Given request:
Without including any images, reproduce each entry exactly.

Data listing

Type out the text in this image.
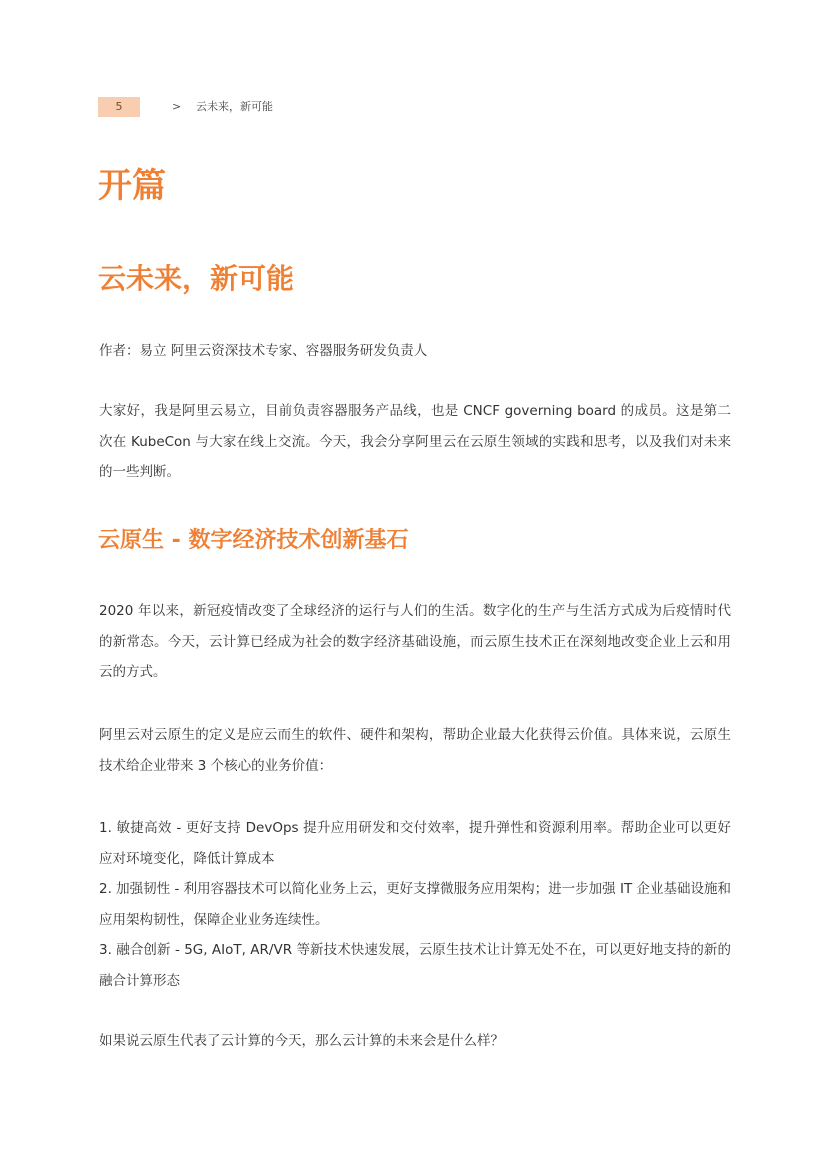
5	> 云未来，新可能
开篇
云未来，新可能

作者：易立 阿里云资深技术专家、容器服务研发负责人

大家好，我是阿里云易立，目前负责容器服务产品线，也是 CNCF governing board 的成员。这是第二次在 KubeCon 与大家在线上交流。今天，我会分享阿里云在云原生领域的实践和思考，以及我们对未来的一些判断。

云原生 - 数字经济技术创新基石

2020 年以来，新冠疫情改变了全球经济的运行与人们的生活。数字化的生产与生活方式成为后疫情时代的新常态。今天，云计算已经成为社会的数字经济基础设施，而云原生技术正在深刻地改变企业上云和用云的方式。

阿里云对云原生的定义是应云而生的软件、硬件和架构，帮助企业最大化获得云价值。具体来说，云原生技术给企业带来 3 个核心的业务价值：

1. 敏捷高效 - 更好支持 DevOps 提升应用研发和交付效率，提升弹性和资源利用率。帮助企业可以更好应对环境变化，降低计算成本
2. 加强韧性 - 利用容器技术可以简化业务上云，更好支撑微服务应用架构；进一步加强 IT 企业基础设施和应用架构韧性，保障企业业务连续性。
3. 融合创新 - 5G, AIoT, AR/VR 等新技术快速发展，云原生技术让计算无处不在，可以更好地支持的新的融合计算形态

如果说云原生代表了云计算的今天，那么云计算的未来会是什么样？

Result for this exercise:
Type out the text in this image.
5	> 云未来，新可能
开篇
云未来，新可能

作者：易立 阿里云资深技术专家、容器服务研发负责人

大家好，我是阿里云易立，目前负责容器服务产品线，也是 CNCF governing board 的成员。这是第二次在 KubeCon 与大家在线上交流。今天，我会分享阿里云在云原生领域的实践和思考，以及我们对未来的一些判断。

云原生 - 数字经济技术创新基石

2020 年以来，新冠疫情改变了全球经济的运行与人们的生活。数字化的生产与生活方式成为后疫情时代的新常态。今天，云计算已经成为社会的数字经济基础设施，而云原生技术正在深刻地改变企业上云和用云的方式。

阿里云对云原生的定义是应云而生的软件、硬件和架构，帮助企业最大化获得云价值。具体来说，云原生技术给企业带来 3 个核心的业务价值：

1. 敏捷高效 - 更好支持 DevOps 提升应用研发和交付效率，提升弹性和资源利用率。帮助企业可以更好应对环境变化，降低计算成本
2. 加强韧性 - 利用容器技术可以简化业务上云，更好支撑微服务应用架构；进一步加强 IT 企业基础设施和应用架构韧性，保障企业业务连续性。
3. 融合创新 - 5G, AIoT, AR/VR 等新技术快速发展，云原生技术让计算无处不在，可以更好地支持的新的融合计算形态

如果说云原生代表了云计算的今天，那么云计算的未来会是什么样？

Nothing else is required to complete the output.